-- GIVEN INSTRUCTION --
Look for the string "year" in the lines and copy each line that has it.

-- PROVIDED INFORMATION --
[BEGIN]

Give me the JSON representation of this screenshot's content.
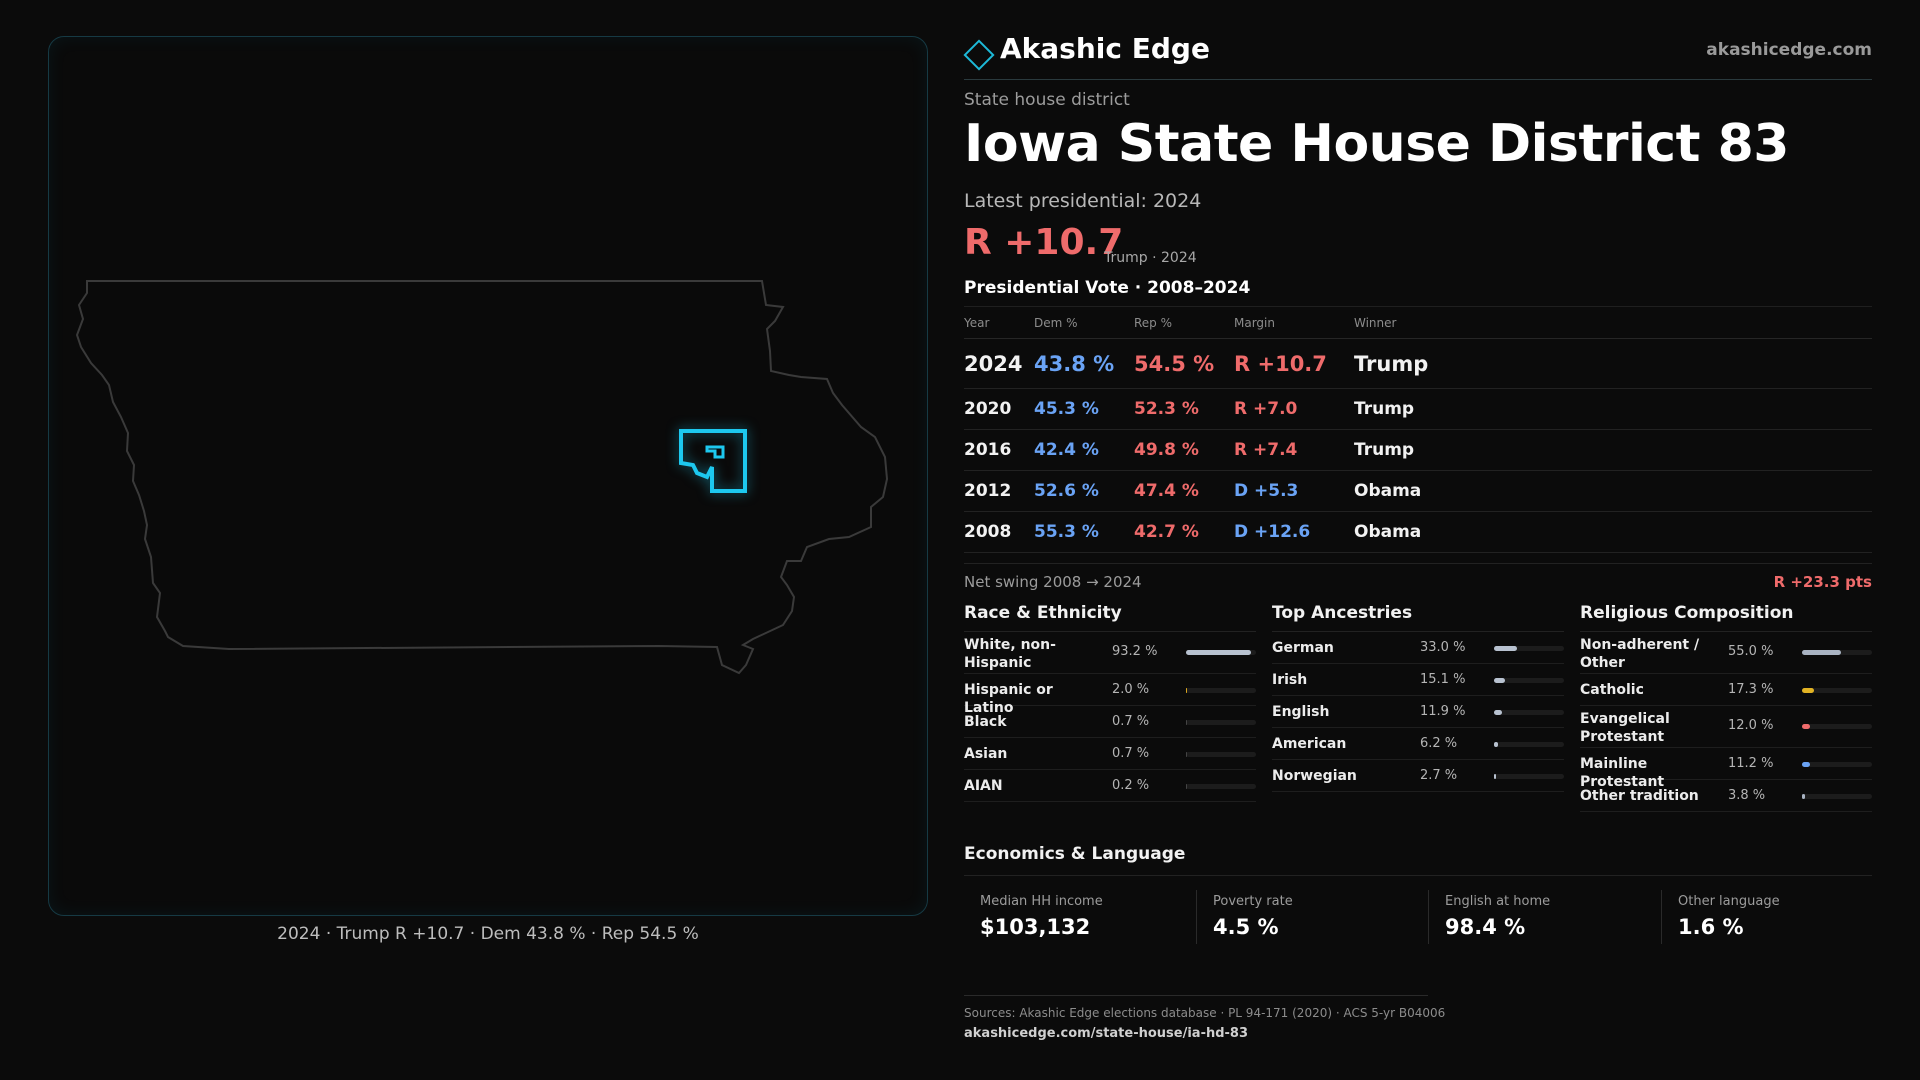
{
  "brand": {
    "name": "Akashic Edge",
    "url": "akashicedge.com"
  },
  "header": {
    "eyebrow": "State house district",
    "title": "Iowa State House District 83",
    "latest": "Latest presidential: 2024",
    "margin": "R +10.7",
    "margin_note": "Trump · 2024"
  },
  "map": {
    "caption": "2024 · Trump R +10.7 · Dem 43.8 % · Rep 54.5 %",
    "colors": {
      "state_outline": "#3a3a3a",
      "district": "#1dc8ef",
      "panel_border": "#163a44"
    }
  },
  "vote_table": {
    "title": "Presidential Vote · 2008–2024",
    "headers": {
      "year": "Year",
      "dem": "Dem %",
      "rep": "Rep %",
      "margin": "Margin",
      "winner": "Winner"
    },
    "rows": [
      {
        "year": "2024",
        "dem": "43.8 %",
        "rep": "54.5 %",
        "margin": "R +10.7",
        "winner": "Trump"
      },
      {
        "year": "2020",
        "dem": "45.3 %",
        "rep": "52.3 %",
        "margin": "R +7.0",
        "winner": "Trump"
      },
      {
        "year": "2016",
        "dem": "42.4 %",
        "rep": "49.8 %",
        "margin": "R +7.4",
        "winner": "Trump"
      },
      {
        "year": "2012",
        "dem": "52.6 %",
        "rep": "47.4 %",
        "margin": "D +5.3",
        "winner": "Obama"
      },
      {
        "year": "2008",
        "dem": "55.3 %",
        "rep": "42.7 %",
        "margin": "D +12.6",
        "winner": "Obama"
      }
    ],
    "colors": {
      "dem": "#6aa3f5",
      "rep": "#ef6b6b"
    }
  },
  "swing": {
    "label": "Net swing 2008 → 2024",
    "value": "R +23.3 pts"
  },
  "race": {
    "title": "Race & Ethnicity",
    "items": [
      {
        "label": "White, non-Hispanic",
        "pct": "93.2 %",
        "value": 93.2,
        "color": "#b8c2d0"
      },
      {
        "label": "Hispanic or Latino",
        "pct": "2.0 %",
        "value": 2.0,
        "color": "#d9a520"
      },
      {
        "label": "Black",
        "pct": "0.7 %",
        "value": 0.7,
        "color": "#444"
      },
      {
        "label": "Asian",
        "pct": "0.7 %",
        "value": 0.7,
        "color": "#444"
      },
      {
        "label": "AIAN",
        "pct": "0.2 %",
        "value": 0.2,
        "color": "#444"
      }
    ]
  },
  "ancestry": {
    "title": "Top Ancestries",
    "items": [
      {
        "label": "German",
        "pct": "33.0 %",
        "value": 33.0,
        "color": "#b8c2d0"
      },
      {
        "label": "Irish",
        "pct": "15.1 %",
        "value": 15.1,
        "color": "#b8c2d0"
      },
      {
        "label": "English",
        "pct": "11.9 %",
        "value": 11.9,
        "color": "#b8c2d0"
      },
      {
        "label": "American",
        "pct": "6.2 %",
        "value": 6.2,
        "color": "#b8c2d0"
      },
      {
        "label": "Norwegian",
        "pct": "2.7 %",
        "value": 2.7,
        "color": "#b8c2d0"
      }
    ]
  },
  "religion": {
    "title": "Religious Composition",
    "items": [
      {
        "label": "Non-adherent / Other",
        "pct": "55.0 %",
        "value": 55.0,
        "color": "#a9b3c2"
      },
      {
        "label": "Catholic",
        "pct": "17.3 %",
        "value": 17.3,
        "color": "#e2b324"
      },
      {
        "label": "Evangelical Protestant",
        "pct": "12.0 %",
        "value": 12.0,
        "color": "#ef6b6b"
      },
      {
        "label": "Mainline Protestant",
        "pct": "11.2 %",
        "value": 11.2,
        "color": "#6aa3f5"
      },
      {
        "label": "Other tradition",
        "pct": "3.8 %",
        "value": 3.8,
        "color": "#a9b3c2"
      }
    ]
  },
  "economics": {
    "title": "Economics & Language",
    "cells": [
      {
        "label": "Median HH income",
        "value": "$103,132"
      },
      {
        "label": "Poverty rate",
        "value": "4.5 %"
      },
      {
        "label": "English at home",
        "value": "98.4 %"
      },
      {
        "label": "Other language",
        "value": "1.6 %"
      }
    ]
  },
  "footer": {
    "sources": "Sources: Akashic Edge elections database · PL 94-171 (2020) · ACS 5-yr B04006",
    "url": "akashicedge.com/state-house/ia-hd-83"
  }
}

[END]

-- WORKED ANSWER --
      "year": "Year",
        "year": "2024",
        "year": "2020",
        "year": "2016",
        "year": "2012",
        "year": "2008",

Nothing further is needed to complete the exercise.